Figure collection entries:
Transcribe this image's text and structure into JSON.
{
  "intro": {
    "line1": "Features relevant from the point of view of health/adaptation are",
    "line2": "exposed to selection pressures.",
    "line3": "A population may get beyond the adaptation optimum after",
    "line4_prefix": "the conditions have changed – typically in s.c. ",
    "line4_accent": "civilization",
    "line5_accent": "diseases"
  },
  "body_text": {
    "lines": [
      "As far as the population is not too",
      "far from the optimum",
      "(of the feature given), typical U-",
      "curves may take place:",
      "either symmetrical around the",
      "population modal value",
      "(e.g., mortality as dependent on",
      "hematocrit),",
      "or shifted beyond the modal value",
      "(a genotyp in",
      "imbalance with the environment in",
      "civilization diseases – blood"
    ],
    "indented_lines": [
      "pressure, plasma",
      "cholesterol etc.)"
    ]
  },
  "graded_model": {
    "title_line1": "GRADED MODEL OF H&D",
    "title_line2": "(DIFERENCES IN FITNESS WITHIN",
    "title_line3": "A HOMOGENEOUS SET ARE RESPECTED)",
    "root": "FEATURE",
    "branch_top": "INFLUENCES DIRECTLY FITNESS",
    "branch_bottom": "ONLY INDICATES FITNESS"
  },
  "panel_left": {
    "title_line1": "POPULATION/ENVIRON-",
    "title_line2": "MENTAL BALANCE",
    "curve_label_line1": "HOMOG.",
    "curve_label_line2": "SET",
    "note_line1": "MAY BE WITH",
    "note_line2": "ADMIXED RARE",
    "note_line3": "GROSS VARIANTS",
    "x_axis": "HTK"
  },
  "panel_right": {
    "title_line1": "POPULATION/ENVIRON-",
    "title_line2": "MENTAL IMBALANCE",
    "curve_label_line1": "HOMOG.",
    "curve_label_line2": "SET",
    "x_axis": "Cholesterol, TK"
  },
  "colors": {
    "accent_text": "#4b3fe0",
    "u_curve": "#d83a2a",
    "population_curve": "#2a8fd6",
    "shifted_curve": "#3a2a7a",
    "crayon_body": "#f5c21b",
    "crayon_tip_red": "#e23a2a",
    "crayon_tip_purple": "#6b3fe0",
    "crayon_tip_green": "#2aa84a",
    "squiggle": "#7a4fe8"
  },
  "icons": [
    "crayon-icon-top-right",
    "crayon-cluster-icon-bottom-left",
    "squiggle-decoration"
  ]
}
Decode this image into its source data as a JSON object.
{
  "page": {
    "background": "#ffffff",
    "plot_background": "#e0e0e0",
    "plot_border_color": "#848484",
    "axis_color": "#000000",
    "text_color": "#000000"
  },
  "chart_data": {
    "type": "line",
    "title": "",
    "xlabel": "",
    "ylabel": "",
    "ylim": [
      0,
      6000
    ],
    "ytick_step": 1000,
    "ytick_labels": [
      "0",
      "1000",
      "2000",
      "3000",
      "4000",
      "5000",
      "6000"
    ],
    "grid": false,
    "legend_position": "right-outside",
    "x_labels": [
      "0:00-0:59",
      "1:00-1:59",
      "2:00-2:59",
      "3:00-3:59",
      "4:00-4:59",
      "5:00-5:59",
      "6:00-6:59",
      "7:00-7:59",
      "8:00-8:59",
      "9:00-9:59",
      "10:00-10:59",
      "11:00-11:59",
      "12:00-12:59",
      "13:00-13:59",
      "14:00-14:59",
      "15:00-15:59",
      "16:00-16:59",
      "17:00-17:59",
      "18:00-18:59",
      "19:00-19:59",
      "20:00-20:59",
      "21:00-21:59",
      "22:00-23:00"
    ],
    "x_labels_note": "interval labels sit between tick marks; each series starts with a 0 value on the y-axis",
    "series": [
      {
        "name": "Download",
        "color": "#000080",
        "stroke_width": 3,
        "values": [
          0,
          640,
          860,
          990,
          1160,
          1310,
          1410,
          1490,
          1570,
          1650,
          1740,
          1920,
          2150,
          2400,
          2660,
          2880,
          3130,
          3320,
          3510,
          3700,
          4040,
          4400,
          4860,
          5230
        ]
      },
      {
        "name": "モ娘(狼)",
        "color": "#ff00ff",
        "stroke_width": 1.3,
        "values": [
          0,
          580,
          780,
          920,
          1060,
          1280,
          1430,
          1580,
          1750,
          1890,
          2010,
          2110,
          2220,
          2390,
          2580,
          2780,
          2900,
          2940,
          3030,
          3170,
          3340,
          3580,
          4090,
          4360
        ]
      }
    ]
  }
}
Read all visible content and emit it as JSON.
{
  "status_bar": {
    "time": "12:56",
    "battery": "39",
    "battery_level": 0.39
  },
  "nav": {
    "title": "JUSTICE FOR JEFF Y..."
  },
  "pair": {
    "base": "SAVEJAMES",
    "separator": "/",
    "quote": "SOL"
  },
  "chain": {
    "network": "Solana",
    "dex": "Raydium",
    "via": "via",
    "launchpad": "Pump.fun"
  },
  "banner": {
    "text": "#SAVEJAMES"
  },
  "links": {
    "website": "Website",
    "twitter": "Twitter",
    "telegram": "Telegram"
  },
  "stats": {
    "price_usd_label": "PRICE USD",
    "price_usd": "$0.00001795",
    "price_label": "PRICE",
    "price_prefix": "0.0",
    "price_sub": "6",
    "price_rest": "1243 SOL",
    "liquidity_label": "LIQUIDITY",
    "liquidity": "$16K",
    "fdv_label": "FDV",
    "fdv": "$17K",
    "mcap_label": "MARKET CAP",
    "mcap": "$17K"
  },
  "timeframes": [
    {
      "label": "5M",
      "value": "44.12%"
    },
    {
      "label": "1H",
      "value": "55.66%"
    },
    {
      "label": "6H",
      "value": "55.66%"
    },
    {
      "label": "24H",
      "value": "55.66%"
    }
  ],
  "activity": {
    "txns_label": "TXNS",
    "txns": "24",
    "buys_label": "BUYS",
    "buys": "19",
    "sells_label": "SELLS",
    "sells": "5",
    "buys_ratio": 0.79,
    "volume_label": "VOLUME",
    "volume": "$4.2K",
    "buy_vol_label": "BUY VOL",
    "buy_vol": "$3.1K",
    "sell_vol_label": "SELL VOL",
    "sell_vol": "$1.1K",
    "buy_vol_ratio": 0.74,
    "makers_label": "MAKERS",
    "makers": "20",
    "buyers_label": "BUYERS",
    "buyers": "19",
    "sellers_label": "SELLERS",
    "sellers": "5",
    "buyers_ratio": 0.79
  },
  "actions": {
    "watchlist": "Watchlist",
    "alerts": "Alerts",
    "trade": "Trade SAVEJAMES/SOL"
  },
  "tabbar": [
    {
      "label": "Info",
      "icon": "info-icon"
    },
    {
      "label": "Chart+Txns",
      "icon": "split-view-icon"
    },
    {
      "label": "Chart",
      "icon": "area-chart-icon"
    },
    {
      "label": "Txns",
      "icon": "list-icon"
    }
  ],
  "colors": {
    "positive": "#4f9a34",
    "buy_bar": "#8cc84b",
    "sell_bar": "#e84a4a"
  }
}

▸ **The task**: Reproduce the full listing word for word.

▸ **Response**:
Transcribe this image's text and structure into JSON.
{
  "intro": {
    "line1": "Features relevant from the point of view of health/adaptation are",
    "line2": "exposed to selection pressures.",
    "line3": "A population may get beyond the adaptation optimum after",
    "line4_prefix": "the conditions have changed – typically in s.c. ",
    "line4_accent": "civilization",
    "line5_accent": "diseases"
  },
  "body_text": {
    "lines": [
      "As far as the population is not too",
      "far from the optimum",
      "(of the feature given), typical U-",
      "curves may take place:",
      "either symmetrical around the",
      "population modal value",
      "(e.g., mortality as dependent on",
      "hematocrit),",
      "or shifted beyond the modal value",
      "(a genotyp in",
      "imbalance with the environment in",
      "civilization diseases – blood"
    ],
    "indented_lines": [
      "pressure, plasma",
      "cholesterol etc.)"
    ]
  },
  "graded_model": {
    "title_line1": "GRADED MODEL OF H&D",
    "title_line2": "(DIFERENCES IN FITNESS WITHIN",
    "title_line3": "A HOMOGENEOUS SET ARE RESPECTED)",
    "root": "FEATURE",
    "branch_top": "INFLUENCES DIRECTLY FITNESS",
    "branch_bottom": "ONLY INDICATES FITNESS"
  },
  "panel_left": {
    "title_line1": "POPULATION/ENVIRON-",
    "title_line2": "MENTAL BALANCE",
    "curve_label_line1": "HOMOG.",
    "curve_label_line2": "SET",
    "note_line1": "MAY BE WITH",
    "note_line2": "ADMIXED RARE",
    "note_line3": "GROSS VARIANTS",
    "x_axis": "HTK"
  },
  "panel_right": {
    "title_line1": "POPULATION/ENVIRON-",
    "title_line2": "MENTAL IMBALANCE",
    "curve_label_line1": "HOMOG.",
    "curve_label_line2": "SET",
    "x_axis": "Cholesterol, TK"
  },
  "colors": {
    "accent_text": "#4b3fe0",
    "u_curve": "#d83a2a",
    "population_curve": "#2a8fd6",
    "shifted_curve": "#3a2a7a",
    "crayon_body": "#f5c21b",
    "crayon_tip_red": "#e23a2a",
    "crayon_tip_purple": "#6b3fe0",
    "crayon_tip_green": "#2aa84a",
    "squiggle": "#7a4fe8"
  },
  "icons": [
    "crayon-icon-top-right",
    "crayon-cluster-icon-bottom-left",
    "squiggle-decoration"
  ]
}
Decode this image into its source data as a JSON object.
{
  "page": {
    "background": "#ffffff",
    "plot_background": "#e0e0e0",
    "plot_border_color": "#848484",
    "axis_color": "#000000",
    "text_color": "#000000"
  },
  "chart_data": {
    "type": "line",
    "title": "",
    "xlabel": "",
    "ylabel": "",
    "ylim": [
      0,
      6000
    ],
    "ytick_step": 1000,
    "ytick_labels": [
      "0",
      "1000",
      "2000",
      "3000",
      "4000",
      "5000",
      "6000"
    ],
    "grid": false,
    "legend_position": "right-outside",
    "x_labels": [
      "0:00-0:59",
      "1:00-1:59",
      "2:00-2:59",
      "3:00-3:59",
      "4:00-4:59",
      "5:00-5:59",
      "6:00-6:59",
      "7:00-7:59",
      "8:00-8:59",
      "9:00-9:59",
      "10:00-10:59",
      "11:00-11:59",
      "12:00-12:59",
      "13:00-13:59",
      "14:00-14:59",
      "15:00-15:59",
      "16:00-16:59",
      "17:00-17:59",
      "18:00-18:59",
      "19:00-19:59",
      "20:00-20:59",
      "21:00-21:59",
      "22:00-23:00"
    ],
    "x_labels_note": "interval labels sit between tick marks; each series starts with a 0 value on the y-axis",
    "series": [
      {
        "name": "Download",
        "color": "#000080",
        "stroke_width": 3,
        "values": [
          0,
          640,
          860,
          990,
          1160,
          1310,
          1410,
          1490,
          1570,
          1650,
          1740,
          1920,
          2150,
          2400,
          2660,
          2880,
          3130,
          3320,
          3510,
          3700,
          4040,
          4400,
          4860,
          5230
        ]
      },
      {
        "name": "モ娘(狼)",
        "color": "#ff00ff",
        "stroke_width": 1.3,
        "values": [
          0,
          580,
          780,
          920,
          1060,
          1280,
          1430,
          1580,
          1750,
          1890,
          2010,
          2110,
          2220,
          2390,
          2580,
          2780,
          2900,
          2940,
          3030,
          3170,
          3340,
          3580,
          4090,
          4360
        ]
      }
    ]
  }
}
Read all visible content and emit it as JSON.
{
  "status_bar": {
    "time": "12:56",
    "battery": "39",
    "battery_level": 0.39
  },
  "nav": {
    "title": "JUSTICE FOR JEFF Y..."
  },
  "pair": {
    "base": "SAVEJAMES",
    "separator": "/",
    "quote": "SOL"
  },
  "chain": {
    "network": "Solana",
    "dex": "Raydium",
    "via": "via",
    "launchpad": "Pump.fun"
  },
  "banner": {
    "text": "#SAVEJAMES"
  },
  "links": {
    "website": "Website",
    "twitter": "Twitter",
    "telegram": "Telegram"
  },
  "stats": {
    "price_usd_label": "PRICE USD",
    "price_usd": "$0.00001795",
    "price_label": "PRICE",
    "price_prefix": "0.0",
    "price_sub": "6",
    "price_rest": "1243 SOL",
    "liquidity_label": "LIQUIDITY",
    "liquidity": "$16K",
    "fdv_label": "FDV",
    "fdv": "$17K",
    "mcap_label": "MARKET CAP",
    "mcap": "$17K"
  },
  "timeframes": [
    {
      "label": "5M",
      "value": "44.12%"
    },
    {
      "label": "1H",
      "value": "55.66%"
    },
    {
      "label": "6H",
      "value": "55.66%"
    },
    {
      "label": "24H",
      "value": "55.66%"
    }
  ],
  "activity": {
    "txns_label": "TXNS",
    "txns": "24",
    "buys_label": "BUYS",
    "buys": "19",
    "sells_label": "SELLS",
    "sells": "5",
    "buys_ratio": 0.79,
    "volume_label": "VOLUME",
    "volume": "$4.2K",
    "buy_vol_label": "BUY VOL",
    "buy_vol": "$3.1K",
    "sell_vol_label": "SELL VOL",
    "sell_vol": "$1.1K",
    "buy_vol_ratio": 0.74,
    "makers_label": "MAKERS",
    "makers": "20",
    "buyers_label": "BUYERS",
    "buyers": "19",
    "sellers_label": "SELLERS",
    "sellers": "5",
    "buyers_ratio": 0.79
  },
  "actions": {
    "watchlist": "Watchlist",
    "alerts": "Alerts",
    "trade": "Trade SAVEJAMES/SOL"
  },
  "tabbar": [
    {
      "label": "Info",
      "icon": "info-icon"
    },
    {
      "label": "Chart+Txns",
      "icon": "split-view-icon"
    },
    {
      "label": "Chart",
      "icon": "area-chart-icon"
    },
    {
      "label": "Txns",
      "icon": "list-icon"
    }
  ],
  "colors": {
    "positive": "#4f9a34",
    "buy_bar": "#8cc84b",
    "sell_bar": "#e84a4a"
  }
}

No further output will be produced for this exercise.